**Short task**
Each record below should appear again exactly as written.

**Entries shown**
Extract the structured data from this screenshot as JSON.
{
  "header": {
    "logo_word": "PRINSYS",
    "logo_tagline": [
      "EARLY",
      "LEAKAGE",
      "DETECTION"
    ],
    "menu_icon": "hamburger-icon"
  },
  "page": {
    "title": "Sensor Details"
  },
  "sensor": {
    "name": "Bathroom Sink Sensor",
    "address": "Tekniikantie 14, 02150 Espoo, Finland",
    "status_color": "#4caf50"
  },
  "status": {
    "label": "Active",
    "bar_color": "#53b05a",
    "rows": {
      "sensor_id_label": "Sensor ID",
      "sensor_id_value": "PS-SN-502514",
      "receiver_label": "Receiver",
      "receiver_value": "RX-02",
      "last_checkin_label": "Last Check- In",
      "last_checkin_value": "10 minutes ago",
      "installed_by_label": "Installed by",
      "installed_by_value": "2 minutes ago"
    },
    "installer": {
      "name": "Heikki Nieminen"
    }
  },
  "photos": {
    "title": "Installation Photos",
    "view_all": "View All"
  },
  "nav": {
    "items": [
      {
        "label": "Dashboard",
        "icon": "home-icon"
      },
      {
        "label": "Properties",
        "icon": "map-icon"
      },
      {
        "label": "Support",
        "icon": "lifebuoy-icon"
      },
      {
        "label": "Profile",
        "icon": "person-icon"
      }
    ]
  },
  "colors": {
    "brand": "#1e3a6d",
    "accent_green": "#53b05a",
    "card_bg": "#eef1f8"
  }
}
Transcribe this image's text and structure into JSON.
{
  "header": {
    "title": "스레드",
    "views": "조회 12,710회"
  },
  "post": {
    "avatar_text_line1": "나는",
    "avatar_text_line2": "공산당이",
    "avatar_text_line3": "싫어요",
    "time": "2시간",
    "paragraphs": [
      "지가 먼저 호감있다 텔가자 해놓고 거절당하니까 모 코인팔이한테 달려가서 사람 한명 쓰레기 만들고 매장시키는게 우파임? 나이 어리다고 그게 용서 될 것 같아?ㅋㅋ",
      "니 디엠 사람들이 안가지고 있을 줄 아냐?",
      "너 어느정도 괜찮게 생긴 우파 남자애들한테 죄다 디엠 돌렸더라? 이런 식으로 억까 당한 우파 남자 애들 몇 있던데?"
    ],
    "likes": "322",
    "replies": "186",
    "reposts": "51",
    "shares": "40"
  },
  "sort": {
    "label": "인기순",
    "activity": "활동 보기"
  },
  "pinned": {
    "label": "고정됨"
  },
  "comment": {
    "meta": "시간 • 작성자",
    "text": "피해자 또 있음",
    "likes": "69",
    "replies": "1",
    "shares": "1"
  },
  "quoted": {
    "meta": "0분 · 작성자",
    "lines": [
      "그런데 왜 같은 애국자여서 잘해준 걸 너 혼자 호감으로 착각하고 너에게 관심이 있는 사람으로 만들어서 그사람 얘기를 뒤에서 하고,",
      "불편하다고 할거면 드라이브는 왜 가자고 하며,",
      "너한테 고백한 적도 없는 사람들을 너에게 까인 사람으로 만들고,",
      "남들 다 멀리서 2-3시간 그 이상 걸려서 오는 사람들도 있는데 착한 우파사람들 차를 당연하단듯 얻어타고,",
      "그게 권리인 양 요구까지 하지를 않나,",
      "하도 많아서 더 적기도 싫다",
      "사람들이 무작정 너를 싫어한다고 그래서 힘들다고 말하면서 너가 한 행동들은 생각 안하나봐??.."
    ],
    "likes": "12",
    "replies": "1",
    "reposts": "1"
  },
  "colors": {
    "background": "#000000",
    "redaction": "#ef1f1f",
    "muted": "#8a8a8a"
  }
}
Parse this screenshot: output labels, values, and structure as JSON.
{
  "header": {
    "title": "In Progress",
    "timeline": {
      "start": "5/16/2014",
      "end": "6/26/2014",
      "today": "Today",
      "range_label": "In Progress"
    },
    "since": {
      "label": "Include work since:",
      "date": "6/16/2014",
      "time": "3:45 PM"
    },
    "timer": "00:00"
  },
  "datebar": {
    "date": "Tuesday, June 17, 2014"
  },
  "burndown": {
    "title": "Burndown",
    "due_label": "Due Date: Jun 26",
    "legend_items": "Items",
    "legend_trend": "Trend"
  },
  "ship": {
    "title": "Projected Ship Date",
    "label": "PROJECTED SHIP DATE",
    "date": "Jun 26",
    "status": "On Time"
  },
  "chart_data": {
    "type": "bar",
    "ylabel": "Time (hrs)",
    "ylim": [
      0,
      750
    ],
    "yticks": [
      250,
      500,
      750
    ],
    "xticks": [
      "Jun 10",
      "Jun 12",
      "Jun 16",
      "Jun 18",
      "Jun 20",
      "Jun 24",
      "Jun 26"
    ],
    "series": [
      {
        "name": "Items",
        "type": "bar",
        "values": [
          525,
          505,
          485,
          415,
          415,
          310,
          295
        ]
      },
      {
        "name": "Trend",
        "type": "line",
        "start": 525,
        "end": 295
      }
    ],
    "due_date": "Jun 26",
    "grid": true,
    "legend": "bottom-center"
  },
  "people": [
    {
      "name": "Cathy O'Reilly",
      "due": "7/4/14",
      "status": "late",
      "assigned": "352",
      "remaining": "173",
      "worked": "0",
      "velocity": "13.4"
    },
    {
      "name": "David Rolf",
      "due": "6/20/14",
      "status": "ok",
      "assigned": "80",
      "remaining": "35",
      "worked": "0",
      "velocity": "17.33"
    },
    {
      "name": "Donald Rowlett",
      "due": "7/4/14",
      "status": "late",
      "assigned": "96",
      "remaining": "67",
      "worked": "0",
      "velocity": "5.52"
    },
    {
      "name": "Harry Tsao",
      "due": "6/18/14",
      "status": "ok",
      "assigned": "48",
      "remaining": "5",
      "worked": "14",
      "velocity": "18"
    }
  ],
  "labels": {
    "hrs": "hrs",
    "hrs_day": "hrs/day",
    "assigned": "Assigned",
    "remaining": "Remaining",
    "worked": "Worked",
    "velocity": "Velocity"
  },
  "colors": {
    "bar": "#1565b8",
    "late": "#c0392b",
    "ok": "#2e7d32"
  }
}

**Response to this task**
Extract the structured data from this screenshot as JSON.
{
  "header": {
    "logo_word": "PRINSYS",
    "logo_tagline": [
      "EARLY",
      "LEAKAGE",
      "DETECTION"
    ],
    "menu_icon": "hamburger-icon"
  },
  "page": {
    "title": "Sensor Details"
  },
  "sensor": {
    "name": "Bathroom Sink Sensor",
    "address": "Tekniikantie 14, 02150 Espoo, Finland",
    "status_color": "#4caf50"
  },
  "status": {
    "label": "Active",
    "bar_color": "#53b05a",
    "rows": {
      "sensor_id_label": "Sensor ID",
      "sensor_id_value": "PS-SN-502514",
      "receiver_label": "Receiver",
      "receiver_value": "RX-02",
      "last_checkin_label": "Last Check- In",
      "last_checkin_value": "10 minutes ago",
      "installed_by_label": "Installed by",
      "installed_by_value": "2 minutes ago"
    },
    "installer": {
      "name": "Heikki Nieminen"
    }
  },
  "photos": {
    "title": "Installation Photos",
    "view_all": "View All"
  },
  "nav": {
    "items": [
      {
        "label": "Dashboard",
        "icon": "home-icon"
      },
      {
        "label": "Properties",
        "icon": "map-icon"
      },
      {
        "label": "Support",
        "icon": "lifebuoy-icon"
      },
      {
        "label": "Profile",
        "icon": "person-icon"
      }
    ]
  },
  "colors": {
    "brand": "#1e3a6d",
    "accent_green": "#53b05a",
    "card_bg": "#eef1f8"
  }
}
Transcribe this image's text and structure into JSON.
{
  "header": {
    "title": "스레드",
    "views": "조회 12,710회"
  },
  "post": {
    "avatar_text_line1": "나는",
    "avatar_text_line2": "공산당이",
    "avatar_text_line3": "싫어요",
    "time": "2시간",
    "paragraphs": [
      "지가 먼저 호감있다 텔가자 해놓고 거절당하니까 모 코인팔이한테 달려가서 사람 한명 쓰레기 만들고 매장시키는게 우파임? 나이 어리다고 그게 용서 될 것 같아?ㅋㅋ",
      "니 디엠 사람들이 안가지고 있을 줄 아냐?",
      "너 어느정도 괜찮게 생긴 우파 남자애들한테 죄다 디엠 돌렸더라? 이런 식으로 억까 당한 우파 남자 애들 몇 있던데?"
    ],
    "likes": "322",
    "replies": "186",
    "reposts": "51",
    "shares": "40"
  },
  "sort": {
    "label": "인기순",
    "activity": "활동 보기"
  },
  "pinned": {
    "label": "고정됨"
  },
  "comment": {
    "meta": "시간 • 작성자",
    "text": "피해자 또 있음",
    "likes": "69",
    "replies": "1",
    "shares": "1"
  },
  "quoted": {
    "meta": "0분 · 작성자",
    "lines": [
      "그런데 왜 같은 애국자여서 잘해준 걸 너 혼자 호감으로 착각하고 너에게 관심이 있는 사람으로 만들어서 그사람 얘기를 뒤에서 하고,",
      "불편하다고 할거면 드라이브는 왜 가자고 하며,",
      "너한테 고백한 적도 없는 사람들을 너에게 까인 사람으로 만들고,",
      "남들 다 멀리서 2-3시간 그 이상 걸려서 오는 사람들도 있는데 착한 우파사람들 차를 당연하단듯 얻어타고,",
      "그게 권리인 양 요구까지 하지를 않나,",
      "하도 많아서 더 적기도 싫다",
      "사람들이 무작정 너를 싫어한다고 그래서 힘들다고 말하면서 너가 한 행동들은 생각 안하나봐??.."
    ],
    "likes": "12",
    "replies": "1",
    "reposts": "1"
  },
  "colors": {
    "background": "#000000",
    "redaction": "#ef1f1f",
    "muted": "#8a8a8a"
  }
}
Parse this screenshot: output labels, values, and structure as JSON.
{
  "header": {
    "title": "In Progress",
    "timeline": {
      "start": "5/16/2014",
      "end": "6/26/2014",
      "today": "Today",
      "range_label": "In Progress"
    },
    "since": {
      "label": "Include work since:",
      "date": "6/16/2014",
      "time": "3:45 PM"
    },
    "timer": "00:00"
  },
  "datebar": {
    "date": "Tuesday, June 17, 2014"
  },
  "burndown": {
    "title": "Burndown",
    "due_label": "Due Date: Jun 26",
    "legend_items": "Items",
    "legend_trend": "Trend"
  },
  "ship": {
    "title": "Projected Ship Date",
    "label": "PROJECTED SHIP DATE",
    "date": "Jun 26",
    "status": "On Time"
  },
  "chart_data": {
    "type": "bar",
    "ylabel": "Time (hrs)",
    "ylim": [
      0,
      750
    ],
    "yticks": [
      250,
      500,
      750
    ],
    "xticks": [
      "Jun 10",
      "Jun 12",
      "Jun 16",
      "Jun 18",
      "Jun 20",
      "Jun 24",
      "Jun 26"
    ],
    "series": [
      {
        "name": "Items",
        "type": "bar",
        "values": [
          525,
          505,
          485,
          415,
          415,
          310,
          295
        ]
      },
      {
        "name": "Trend",
        "type": "line",
        "start": 525,
        "end": 295
      }
    ],
    "due_date": "Jun 26",
    "grid": true,
    "legend": "bottom-center"
  },
  "people": [
    {
      "name": "Cathy O'Reilly",
      "due": "7/4/14",
      "status": "late",
      "assigned": "352",
      "remaining": "173",
      "worked": "0",
      "velocity": "13.4"
    },
    {
      "name": "David Rolf",
      "due": "6/20/14",
      "status": "ok",
      "assigned": "80",
      "remaining": "35",
      "worked": "0",
      "velocity": "17.33"
    },
    {
      "name": "Donald Rowlett",
      "due": "7/4/14",
      "status": "late",
      "assigned": "96",
      "remaining": "67",
      "worked": "0",
      "velocity": "5.52"
    },
    {
      "name": "Harry Tsao",
      "due": "6/18/14",
      "status": "ok",
      "assigned": "48",
      "remaining": "5",
      "worked": "14",
      "velocity": "18"
    }
  ],
  "labels": {
    "hrs": "hrs",
    "hrs_day": "hrs/day",
    "assigned": "Assigned",
    "remaining": "Remaining",
    "worked": "Worked",
    "velocity": "Velocity"
  },
  "colors": {
    "bar": "#1565b8",
    "late": "#c0392b",
    "ok": "#2e7d32"
  }
}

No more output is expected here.